Data to use>
········

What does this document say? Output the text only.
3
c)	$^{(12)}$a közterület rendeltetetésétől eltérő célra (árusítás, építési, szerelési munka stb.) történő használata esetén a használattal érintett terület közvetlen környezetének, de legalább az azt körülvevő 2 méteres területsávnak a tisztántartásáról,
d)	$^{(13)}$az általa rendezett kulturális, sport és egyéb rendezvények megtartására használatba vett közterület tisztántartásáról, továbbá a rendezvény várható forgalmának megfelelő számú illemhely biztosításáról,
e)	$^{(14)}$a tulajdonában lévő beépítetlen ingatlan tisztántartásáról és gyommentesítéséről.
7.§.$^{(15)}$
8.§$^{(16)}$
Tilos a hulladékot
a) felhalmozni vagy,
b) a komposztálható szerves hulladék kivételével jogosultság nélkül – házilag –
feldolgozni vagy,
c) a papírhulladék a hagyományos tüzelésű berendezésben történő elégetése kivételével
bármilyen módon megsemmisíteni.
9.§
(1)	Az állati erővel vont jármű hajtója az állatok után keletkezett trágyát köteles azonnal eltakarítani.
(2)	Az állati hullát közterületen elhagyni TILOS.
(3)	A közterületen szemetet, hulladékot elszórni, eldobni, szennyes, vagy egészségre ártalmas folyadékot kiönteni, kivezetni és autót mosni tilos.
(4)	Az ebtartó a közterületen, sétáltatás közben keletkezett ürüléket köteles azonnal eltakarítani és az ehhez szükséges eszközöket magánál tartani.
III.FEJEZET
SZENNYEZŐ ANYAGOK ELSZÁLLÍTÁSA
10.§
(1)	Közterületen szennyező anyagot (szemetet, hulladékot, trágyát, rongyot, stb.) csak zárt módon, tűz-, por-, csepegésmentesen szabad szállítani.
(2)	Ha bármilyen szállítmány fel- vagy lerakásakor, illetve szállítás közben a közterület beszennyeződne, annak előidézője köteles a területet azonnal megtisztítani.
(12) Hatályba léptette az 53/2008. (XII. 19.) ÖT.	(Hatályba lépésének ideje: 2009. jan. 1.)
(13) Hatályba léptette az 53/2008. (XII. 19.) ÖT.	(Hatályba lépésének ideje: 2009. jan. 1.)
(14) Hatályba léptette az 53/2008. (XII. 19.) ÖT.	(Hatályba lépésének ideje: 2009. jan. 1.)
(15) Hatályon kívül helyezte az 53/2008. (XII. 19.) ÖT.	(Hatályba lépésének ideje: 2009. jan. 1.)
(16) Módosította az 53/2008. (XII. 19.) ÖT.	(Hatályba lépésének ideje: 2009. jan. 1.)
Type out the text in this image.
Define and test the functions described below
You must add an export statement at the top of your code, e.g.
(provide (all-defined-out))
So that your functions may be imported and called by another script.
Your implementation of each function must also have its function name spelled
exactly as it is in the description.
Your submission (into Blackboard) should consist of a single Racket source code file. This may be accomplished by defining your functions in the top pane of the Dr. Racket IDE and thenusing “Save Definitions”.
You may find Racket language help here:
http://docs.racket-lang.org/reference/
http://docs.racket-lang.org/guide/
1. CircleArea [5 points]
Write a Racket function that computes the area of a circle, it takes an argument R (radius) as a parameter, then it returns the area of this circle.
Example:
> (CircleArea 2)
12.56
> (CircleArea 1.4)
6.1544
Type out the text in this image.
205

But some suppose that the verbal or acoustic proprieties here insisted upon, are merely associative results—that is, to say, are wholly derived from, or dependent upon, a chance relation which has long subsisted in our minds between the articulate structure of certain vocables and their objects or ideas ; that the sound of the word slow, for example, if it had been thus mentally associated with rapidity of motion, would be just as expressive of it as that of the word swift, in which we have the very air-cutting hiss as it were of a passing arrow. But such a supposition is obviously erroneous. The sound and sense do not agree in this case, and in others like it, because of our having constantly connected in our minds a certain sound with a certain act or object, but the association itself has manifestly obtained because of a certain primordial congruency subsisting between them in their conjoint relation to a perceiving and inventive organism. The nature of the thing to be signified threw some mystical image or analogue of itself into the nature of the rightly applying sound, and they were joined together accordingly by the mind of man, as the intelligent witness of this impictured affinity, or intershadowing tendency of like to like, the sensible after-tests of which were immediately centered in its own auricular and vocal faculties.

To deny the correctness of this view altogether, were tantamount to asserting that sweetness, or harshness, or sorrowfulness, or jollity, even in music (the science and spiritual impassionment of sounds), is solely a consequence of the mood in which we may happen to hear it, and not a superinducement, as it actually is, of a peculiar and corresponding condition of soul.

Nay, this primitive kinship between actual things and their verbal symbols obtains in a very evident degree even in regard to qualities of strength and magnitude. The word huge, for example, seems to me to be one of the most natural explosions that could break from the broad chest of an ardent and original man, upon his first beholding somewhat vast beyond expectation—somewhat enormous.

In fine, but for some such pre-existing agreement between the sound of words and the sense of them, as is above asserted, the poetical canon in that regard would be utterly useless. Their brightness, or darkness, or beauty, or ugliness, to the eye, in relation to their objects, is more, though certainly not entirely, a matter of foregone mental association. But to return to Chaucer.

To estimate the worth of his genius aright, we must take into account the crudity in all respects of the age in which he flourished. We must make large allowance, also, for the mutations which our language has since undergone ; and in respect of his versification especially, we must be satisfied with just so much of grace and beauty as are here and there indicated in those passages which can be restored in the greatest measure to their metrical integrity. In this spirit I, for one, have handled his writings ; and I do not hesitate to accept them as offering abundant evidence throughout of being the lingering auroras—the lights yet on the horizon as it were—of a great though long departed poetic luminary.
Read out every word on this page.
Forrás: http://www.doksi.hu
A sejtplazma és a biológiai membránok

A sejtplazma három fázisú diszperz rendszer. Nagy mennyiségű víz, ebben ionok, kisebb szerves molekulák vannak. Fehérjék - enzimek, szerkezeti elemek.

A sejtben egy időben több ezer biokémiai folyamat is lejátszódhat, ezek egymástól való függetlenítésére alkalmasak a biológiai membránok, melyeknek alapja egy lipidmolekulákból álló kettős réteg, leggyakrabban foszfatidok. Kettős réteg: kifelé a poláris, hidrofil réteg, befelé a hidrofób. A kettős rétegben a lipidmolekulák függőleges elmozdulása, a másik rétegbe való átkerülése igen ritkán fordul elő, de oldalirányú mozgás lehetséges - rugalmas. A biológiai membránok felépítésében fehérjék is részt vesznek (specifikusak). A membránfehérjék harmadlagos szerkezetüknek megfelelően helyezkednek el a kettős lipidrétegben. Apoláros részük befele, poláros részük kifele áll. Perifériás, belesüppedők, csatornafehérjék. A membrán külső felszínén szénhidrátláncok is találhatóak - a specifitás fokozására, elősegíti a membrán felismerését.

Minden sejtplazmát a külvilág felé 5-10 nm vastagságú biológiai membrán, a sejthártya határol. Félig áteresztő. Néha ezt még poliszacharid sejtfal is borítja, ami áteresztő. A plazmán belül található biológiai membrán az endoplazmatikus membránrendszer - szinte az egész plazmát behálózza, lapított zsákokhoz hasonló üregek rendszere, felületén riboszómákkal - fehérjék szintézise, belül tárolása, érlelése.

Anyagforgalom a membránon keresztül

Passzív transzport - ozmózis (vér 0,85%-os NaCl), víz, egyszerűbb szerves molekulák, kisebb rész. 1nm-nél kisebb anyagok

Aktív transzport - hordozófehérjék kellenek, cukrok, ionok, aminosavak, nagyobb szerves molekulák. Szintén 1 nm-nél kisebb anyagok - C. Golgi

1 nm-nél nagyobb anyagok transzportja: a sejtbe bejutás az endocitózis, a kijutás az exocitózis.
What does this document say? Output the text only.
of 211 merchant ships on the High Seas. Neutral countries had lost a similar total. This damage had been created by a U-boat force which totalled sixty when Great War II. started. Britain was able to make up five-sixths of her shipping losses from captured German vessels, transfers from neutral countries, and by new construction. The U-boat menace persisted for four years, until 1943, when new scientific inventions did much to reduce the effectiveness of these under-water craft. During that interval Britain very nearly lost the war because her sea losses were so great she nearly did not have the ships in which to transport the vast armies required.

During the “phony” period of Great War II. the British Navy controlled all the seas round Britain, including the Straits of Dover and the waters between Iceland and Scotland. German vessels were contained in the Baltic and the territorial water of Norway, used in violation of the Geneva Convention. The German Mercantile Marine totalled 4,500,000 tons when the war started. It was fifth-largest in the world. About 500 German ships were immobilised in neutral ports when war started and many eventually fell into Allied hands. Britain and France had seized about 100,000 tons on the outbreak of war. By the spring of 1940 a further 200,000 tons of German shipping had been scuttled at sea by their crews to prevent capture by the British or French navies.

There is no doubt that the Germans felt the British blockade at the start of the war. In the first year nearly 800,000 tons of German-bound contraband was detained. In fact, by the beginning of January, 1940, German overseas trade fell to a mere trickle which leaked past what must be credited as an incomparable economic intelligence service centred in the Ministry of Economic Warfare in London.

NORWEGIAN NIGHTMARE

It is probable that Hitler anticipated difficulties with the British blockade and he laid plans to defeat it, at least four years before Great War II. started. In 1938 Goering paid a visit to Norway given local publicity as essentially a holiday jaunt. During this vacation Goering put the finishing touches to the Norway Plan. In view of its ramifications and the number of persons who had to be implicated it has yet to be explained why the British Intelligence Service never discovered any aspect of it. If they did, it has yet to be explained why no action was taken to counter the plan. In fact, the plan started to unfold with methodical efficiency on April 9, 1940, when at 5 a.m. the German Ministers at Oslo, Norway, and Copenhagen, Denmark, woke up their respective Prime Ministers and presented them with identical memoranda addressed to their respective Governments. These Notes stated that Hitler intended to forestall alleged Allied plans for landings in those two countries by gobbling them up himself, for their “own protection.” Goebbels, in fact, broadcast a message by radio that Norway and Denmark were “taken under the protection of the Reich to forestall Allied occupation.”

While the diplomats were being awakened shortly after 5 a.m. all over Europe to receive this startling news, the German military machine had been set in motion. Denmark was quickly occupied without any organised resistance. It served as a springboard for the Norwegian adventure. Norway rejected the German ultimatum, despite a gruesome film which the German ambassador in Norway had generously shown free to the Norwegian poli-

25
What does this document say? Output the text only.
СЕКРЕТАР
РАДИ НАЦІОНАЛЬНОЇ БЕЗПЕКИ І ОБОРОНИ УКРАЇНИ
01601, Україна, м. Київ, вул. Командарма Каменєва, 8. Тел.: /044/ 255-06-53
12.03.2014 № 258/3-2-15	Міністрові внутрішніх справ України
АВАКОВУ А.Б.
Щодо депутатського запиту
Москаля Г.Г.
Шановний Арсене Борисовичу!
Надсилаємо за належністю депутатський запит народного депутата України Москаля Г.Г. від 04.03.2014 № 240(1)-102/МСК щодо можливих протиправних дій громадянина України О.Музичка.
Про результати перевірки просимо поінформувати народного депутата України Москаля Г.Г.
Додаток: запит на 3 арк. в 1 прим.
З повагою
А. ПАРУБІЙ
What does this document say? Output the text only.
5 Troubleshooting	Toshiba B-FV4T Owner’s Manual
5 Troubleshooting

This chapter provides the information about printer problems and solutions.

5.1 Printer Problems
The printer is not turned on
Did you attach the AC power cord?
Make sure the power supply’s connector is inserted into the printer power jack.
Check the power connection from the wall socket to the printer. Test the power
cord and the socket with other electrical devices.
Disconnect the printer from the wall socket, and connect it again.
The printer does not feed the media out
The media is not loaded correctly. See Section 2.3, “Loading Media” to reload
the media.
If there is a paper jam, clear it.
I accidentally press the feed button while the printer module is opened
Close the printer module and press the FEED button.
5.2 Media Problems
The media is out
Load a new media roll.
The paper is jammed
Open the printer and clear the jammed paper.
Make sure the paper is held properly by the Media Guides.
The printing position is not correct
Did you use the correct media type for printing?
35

········

Using the listing above, list every line in which the string "nagyobb" occurs.

Aktív transzport - hordozófehérjék kellenek, cukrok, ionok, aminosavak, nagyobb szerves molekulák. Szintén 1 nm-nél kisebb anyagok - C. Golgi
1 nm-nél nagyobb anyagok transzportja: a sejtbe bejutás az endocitózis, a kijutás az exocitózis.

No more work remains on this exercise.